* **Exercise objective**
Read the records and gather each line that includes "Central".

* **Exercise material**
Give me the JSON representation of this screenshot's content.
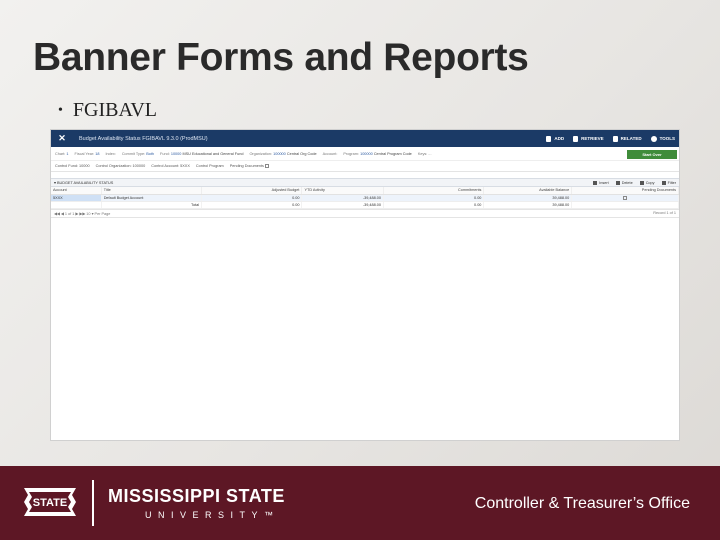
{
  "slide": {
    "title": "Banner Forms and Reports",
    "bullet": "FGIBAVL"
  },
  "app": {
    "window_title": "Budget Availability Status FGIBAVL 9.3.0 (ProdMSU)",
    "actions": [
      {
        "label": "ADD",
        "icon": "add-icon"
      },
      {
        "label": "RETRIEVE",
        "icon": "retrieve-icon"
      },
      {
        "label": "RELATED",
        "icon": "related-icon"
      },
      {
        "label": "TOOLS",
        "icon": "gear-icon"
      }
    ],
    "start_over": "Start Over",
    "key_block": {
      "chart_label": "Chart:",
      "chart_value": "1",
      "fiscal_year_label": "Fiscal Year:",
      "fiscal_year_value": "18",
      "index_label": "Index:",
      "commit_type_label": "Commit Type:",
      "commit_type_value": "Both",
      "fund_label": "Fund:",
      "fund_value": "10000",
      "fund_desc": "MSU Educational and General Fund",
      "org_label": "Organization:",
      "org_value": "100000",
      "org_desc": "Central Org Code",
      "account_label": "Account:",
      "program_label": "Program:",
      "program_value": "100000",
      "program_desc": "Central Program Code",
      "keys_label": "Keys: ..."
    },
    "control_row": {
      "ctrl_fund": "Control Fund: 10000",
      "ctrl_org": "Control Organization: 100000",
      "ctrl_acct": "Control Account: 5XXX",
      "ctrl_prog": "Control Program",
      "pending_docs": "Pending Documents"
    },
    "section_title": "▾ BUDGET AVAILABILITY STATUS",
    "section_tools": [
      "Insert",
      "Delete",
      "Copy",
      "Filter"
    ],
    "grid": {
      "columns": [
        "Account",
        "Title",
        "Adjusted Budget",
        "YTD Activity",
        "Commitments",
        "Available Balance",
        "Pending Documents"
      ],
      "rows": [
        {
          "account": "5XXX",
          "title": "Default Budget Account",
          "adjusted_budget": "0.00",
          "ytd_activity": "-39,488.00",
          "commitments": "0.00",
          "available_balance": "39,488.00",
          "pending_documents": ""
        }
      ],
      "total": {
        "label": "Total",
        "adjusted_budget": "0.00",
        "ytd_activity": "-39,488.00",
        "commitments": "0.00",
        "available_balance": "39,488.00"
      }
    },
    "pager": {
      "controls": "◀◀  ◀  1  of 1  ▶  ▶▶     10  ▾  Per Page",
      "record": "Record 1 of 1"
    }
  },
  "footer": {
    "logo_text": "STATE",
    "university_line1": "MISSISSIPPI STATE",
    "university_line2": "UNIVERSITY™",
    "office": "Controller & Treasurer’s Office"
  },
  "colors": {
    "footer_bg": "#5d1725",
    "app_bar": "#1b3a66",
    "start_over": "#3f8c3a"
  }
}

* **Result below**
      "org_desc": "Central Org Code",
      "program_desc": "Central Program Code",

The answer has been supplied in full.